● **Data for processing**
------
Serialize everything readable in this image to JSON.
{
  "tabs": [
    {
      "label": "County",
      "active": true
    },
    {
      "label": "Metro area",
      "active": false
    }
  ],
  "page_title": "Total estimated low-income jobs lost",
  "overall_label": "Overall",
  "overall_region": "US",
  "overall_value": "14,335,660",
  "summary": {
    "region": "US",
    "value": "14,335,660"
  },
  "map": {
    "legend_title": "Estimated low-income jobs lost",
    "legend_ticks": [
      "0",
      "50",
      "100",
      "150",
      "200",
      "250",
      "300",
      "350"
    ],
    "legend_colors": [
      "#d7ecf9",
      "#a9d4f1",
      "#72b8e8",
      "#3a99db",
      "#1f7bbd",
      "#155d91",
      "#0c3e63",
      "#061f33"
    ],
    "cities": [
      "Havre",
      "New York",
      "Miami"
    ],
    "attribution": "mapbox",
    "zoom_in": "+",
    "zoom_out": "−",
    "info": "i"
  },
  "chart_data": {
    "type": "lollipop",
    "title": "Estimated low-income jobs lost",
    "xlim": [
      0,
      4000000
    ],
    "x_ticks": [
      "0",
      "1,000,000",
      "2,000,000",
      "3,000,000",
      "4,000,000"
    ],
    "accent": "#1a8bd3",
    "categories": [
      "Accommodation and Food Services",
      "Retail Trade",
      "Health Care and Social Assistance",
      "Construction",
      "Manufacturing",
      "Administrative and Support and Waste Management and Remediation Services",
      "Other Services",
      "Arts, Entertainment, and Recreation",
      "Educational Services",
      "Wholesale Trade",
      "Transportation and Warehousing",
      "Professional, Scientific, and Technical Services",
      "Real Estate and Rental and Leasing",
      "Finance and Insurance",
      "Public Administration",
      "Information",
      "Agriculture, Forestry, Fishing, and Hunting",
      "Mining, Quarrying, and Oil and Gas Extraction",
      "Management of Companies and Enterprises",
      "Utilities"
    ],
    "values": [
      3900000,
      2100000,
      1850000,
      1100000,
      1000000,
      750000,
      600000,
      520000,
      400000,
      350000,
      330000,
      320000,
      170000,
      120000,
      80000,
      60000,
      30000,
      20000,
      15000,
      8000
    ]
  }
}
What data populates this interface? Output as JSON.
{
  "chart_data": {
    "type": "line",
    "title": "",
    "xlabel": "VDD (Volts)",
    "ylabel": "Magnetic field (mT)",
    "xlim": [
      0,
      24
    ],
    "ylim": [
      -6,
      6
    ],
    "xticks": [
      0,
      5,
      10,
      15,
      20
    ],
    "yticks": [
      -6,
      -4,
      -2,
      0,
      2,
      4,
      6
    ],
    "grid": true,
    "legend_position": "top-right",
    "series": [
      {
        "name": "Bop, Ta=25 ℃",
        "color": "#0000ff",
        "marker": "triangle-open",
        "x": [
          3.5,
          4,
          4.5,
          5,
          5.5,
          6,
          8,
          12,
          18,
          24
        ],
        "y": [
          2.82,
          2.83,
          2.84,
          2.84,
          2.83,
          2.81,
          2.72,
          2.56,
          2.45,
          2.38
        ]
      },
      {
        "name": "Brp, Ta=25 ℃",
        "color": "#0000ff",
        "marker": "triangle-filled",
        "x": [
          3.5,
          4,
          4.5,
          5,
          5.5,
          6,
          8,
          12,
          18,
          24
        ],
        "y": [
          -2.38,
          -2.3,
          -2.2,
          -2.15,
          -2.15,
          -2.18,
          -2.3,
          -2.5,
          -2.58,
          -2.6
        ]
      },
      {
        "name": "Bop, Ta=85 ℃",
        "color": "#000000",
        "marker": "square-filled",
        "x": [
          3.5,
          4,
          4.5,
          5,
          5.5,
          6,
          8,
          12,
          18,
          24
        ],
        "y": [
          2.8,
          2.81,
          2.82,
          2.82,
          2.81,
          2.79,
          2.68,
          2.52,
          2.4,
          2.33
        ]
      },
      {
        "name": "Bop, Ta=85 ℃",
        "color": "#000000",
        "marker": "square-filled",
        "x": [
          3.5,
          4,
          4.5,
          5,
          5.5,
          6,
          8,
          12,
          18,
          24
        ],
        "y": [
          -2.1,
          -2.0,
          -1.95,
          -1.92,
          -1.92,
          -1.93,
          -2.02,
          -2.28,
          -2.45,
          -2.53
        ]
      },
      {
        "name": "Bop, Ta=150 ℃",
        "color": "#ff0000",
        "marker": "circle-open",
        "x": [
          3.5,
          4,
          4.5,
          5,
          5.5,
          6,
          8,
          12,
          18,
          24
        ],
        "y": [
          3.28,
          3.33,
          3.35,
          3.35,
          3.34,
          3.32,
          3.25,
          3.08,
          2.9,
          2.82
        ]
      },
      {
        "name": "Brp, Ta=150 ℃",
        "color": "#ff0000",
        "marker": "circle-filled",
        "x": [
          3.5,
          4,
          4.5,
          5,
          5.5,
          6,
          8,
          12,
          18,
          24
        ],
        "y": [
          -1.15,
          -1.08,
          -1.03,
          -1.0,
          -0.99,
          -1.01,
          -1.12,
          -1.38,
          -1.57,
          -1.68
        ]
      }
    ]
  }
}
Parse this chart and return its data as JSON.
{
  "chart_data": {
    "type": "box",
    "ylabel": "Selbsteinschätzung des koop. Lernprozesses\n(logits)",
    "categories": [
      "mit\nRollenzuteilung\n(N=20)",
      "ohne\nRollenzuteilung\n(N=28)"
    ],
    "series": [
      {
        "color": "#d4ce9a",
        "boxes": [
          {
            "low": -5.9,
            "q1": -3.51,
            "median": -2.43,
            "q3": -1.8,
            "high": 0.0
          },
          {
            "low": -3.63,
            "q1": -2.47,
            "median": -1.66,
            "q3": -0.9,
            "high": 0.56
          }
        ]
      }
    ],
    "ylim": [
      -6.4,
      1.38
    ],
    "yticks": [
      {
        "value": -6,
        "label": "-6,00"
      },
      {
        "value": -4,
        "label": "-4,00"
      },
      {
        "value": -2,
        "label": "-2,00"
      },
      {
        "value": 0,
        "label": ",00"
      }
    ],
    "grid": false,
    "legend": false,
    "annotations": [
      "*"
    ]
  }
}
------
● **What to produce**
Take the listing above and set it down exactly.

● **Reply**
Serialize everything readable in this image to JSON.
{
  "tabs": [
    {
      "label": "County",
      "active": true
    },
    {
      "label": "Metro area",
      "active": false
    }
  ],
  "page_title": "Total estimated low-income jobs lost",
  "overall_label": "Overall",
  "overall_region": "US",
  "overall_value": "14,335,660",
  "summary": {
    "region": "US",
    "value": "14,335,660"
  },
  "map": {
    "legend_title": "Estimated low-income jobs lost",
    "legend_ticks": [
      "0",
      "50",
      "100",
      "150",
      "200",
      "250",
      "300",
      "350"
    ],
    "legend_colors": [
      "#d7ecf9",
      "#a9d4f1",
      "#72b8e8",
      "#3a99db",
      "#1f7bbd",
      "#155d91",
      "#0c3e63",
      "#061f33"
    ],
    "cities": [
      "Havre",
      "New York",
      "Miami"
    ],
    "attribution": "mapbox",
    "zoom_in": "+",
    "zoom_out": "−",
    "info": "i"
  },
  "chart_data": {
    "type": "lollipop",
    "title": "Estimated low-income jobs lost",
    "xlim": [
      0,
      4000000
    ],
    "x_ticks": [
      "0",
      "1,000,000",
      "2,000,000",
      "3,000,000",
      "4,000,000"
    ],
    "accent": "#1a8bd3",
    "categories": [
      "Accommodation and Food Services",
      "Retail Trade",
      "Health Care and Social Assistance",
      "Construction",
      "Manufacturing",
      "Administrative and Support and Waste Management and Remediation Services",
      "Other Services",
      "Arts, Entertainment, and Recreation",
      "Educational Services",
      "Wholesale Trade",
      "Transportation and Warehousing",
      "Professional, Scientific, and Technical Services",
      "Real Estate and Rental and Leasing",
      "Finance and Insurance",
      "Public Administration",
      "Information",
      "Agriculture, Forestry, Fishing, and Hunting",
      "Mining, Quarrying, and Oil and Gas Extraction",
      "Management of Companies and Enterprises",
      "Utilities"
    ],
    "values": [
      3900000,
      2100000,
      1850000,
      1100000,
      1000000,
      750000,
      600000,
      520000,
      400000,
      350000,
      330000,
      320000,
      170000,
      120000,
      80000,
      60000,
      30000,
      20000,
      15000,
      8000
    ]
  }
}
What data populates this interface? Output as JSON.
{
  "chart_data": {
    "type": "line",
    "title": "",
    "xlabel": "VDD (Volts)",
    "ylabel": "Magnetic field (mT)",
    "xlim": [
      0,
      24
    ],
    "ylim": [
      -6,
      6
    ],
    "xticks": [
      0,
      5,
      10,
      15,
      20
    ],
    "yticks": [
      -6,
      -4,
      -2,
      0,
      2,
      4,
      6
    ],
    "grid": true,
    "legend_position": "top-right",
    "series": [
      {
        "name": "Bop, Ta=25 ℃",
        "color": "#0000ff",
        "marker": "triangle-open",
        "x": [
          3.5,
          4,
          4.5,
          5,
          5.5,
          6,
          8,
          12,
          18,
          24
        ],
        "y": [
          2.82,
          2.83,
          2.84,
          2.84,
          2.83,
          2.81,
          2.72,
          2.56,
          2.45,
          2.38
        ]
      },
      {
        "name": "Brp, Ta=25 ℃",
        "color": "#0000ff",
        "marker": "triangle-filled",
        "x": [
          3.5,
          4,
          4.5,
          5,
          5.5,
          6,
          8,
          12,
          18,
          24
        ],
        "y": [
          -2.38,
          -2.3,
          -2.2,
          -2.15,
          -2.15,
          -2.18,
          -2.3,
          -2.5,
          -2.58,
          -2.6
        ]
      },
      {
        "name": "Bop, Ta=85 ℃",
        "color": "#000000",
        "marker": "square-filled",
        "x": [
          3.5,
          4,
          4.5,
          5,
          5.5,
          6,
          8,
          12,
          18,
          24
        ],
        "y": [
          2.8,
          2.81,
          2.82,
          2.82,
          2.81,
          2.79,
          2.68,
          2.52,
          2.4,
          2.33
        ]
      },
      {
        "name": "Bop, Ta=85 ℃",
        "color": "#000000",
        "marker": "square-filled",
        "x": [
          3.5,
          4,
          4.5,
          5,
          5.5,
          6,
          8,
          12,
          18,
          24
        ],
        "y": [
          -2.1,
          -2.0,
          -1.95,
          -1.92,
          -1.92,
          -1.93,
          -2.02,
          -2.28,
          -2.45,
          -2.53
        ]
      },
      {
        "name": "Bop, Ta=150 ℃",
        "color": "#ff0000",
        "marker": "circle-open",
        "x": [
          3.5,
          4,
          4.5,
          5,
          5.5,
          6,
          8,
          12,
          18,
          24
        ],
        "y": [
          3.28,
          3.33,
          3.35,
          3.35,
          3.34,
          3.32,
          3.25,
          3.08,
          2.9,
          2.82
        ]
      },
      {
        "name": "Brp, Ta=150 ℃",
        "color": "#ff0000",
        "marker": "circle-filled",
        "x": [
          3.5,
          4,
          4.5,
          5,
          5.5,
          6,
          8,
          12,
          18,
          24
        ],
        "y": [
          -1.15,
          -1.08,
          -1.03,
          -1.0,
          -0.99,
          -1.01,
          -1.12,
          -1.38,
          -1.57,
          -1.68
        ]
      }
    ]
  }
}
Parse this chart and return its data as JSON.
{
  "chart_data": {
    "type": "box",
    "ylabel": "Selbsteinschätzung des koop. Lernprozesses\n(logits)",
    "categories": [
      "mit\nRollenzuteilung\n(N=20)",
      "ohne\nRollenzuteilung\n(N=28)"
    ],
    "series": [
      {
        "color": "#d4ce9a",
        "boxes": [
          {
            "low": -5.9,
            "q1": -3.51,
            "median": -2.43,
            "q3": -1.8,
            "high": 0.0
          },
          {
            "low": -3.63,
            "q1": -2.47,
            "median": -1.66,
            "q3": -0.9,
            "high": 0.56
          }
        ]
      }
    ],
    "ylim": [
      -6.4,
      1.38
    ],
    "yticks": [
      {
        "value": -6,
        "label": "-6,00"
      },
      {
        "value": -4,
        "label": "-4,00"
      },
      {
        "value": -2,
        "label": "-2,00"
      },
      {
        "value": 0,
        "label": ",00"
      }
    ],
    "grid": false,
    "legend": false,
    "annotations": [
      "*"
    ]
  }
}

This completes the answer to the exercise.